-- START Data listing --

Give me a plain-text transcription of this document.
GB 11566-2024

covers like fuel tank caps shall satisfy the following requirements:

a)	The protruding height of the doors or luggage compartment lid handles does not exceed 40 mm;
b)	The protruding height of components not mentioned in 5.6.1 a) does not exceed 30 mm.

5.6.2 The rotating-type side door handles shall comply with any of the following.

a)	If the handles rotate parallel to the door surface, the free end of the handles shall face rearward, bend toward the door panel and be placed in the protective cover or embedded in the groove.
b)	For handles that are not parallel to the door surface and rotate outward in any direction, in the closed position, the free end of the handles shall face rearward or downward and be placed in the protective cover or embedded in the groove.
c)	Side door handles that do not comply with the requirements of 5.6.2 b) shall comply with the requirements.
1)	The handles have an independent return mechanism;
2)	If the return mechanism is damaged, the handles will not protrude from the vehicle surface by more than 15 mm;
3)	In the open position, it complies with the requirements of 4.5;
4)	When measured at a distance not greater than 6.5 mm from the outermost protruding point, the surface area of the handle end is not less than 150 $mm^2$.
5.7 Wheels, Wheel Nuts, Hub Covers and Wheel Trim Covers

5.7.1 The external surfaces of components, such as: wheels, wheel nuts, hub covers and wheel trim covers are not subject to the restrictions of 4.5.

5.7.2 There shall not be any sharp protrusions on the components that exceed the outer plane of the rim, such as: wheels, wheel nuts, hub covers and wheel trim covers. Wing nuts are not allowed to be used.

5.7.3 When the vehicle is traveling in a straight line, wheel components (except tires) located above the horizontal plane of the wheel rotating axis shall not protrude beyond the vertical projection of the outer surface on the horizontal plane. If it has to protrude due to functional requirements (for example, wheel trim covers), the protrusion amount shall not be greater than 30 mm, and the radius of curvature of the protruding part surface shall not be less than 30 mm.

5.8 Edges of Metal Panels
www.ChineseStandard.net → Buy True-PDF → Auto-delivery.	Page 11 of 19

-- END Data listing --

Tell how many lines include "comply". The number is the whole answer.

» **Result for this exercise**
2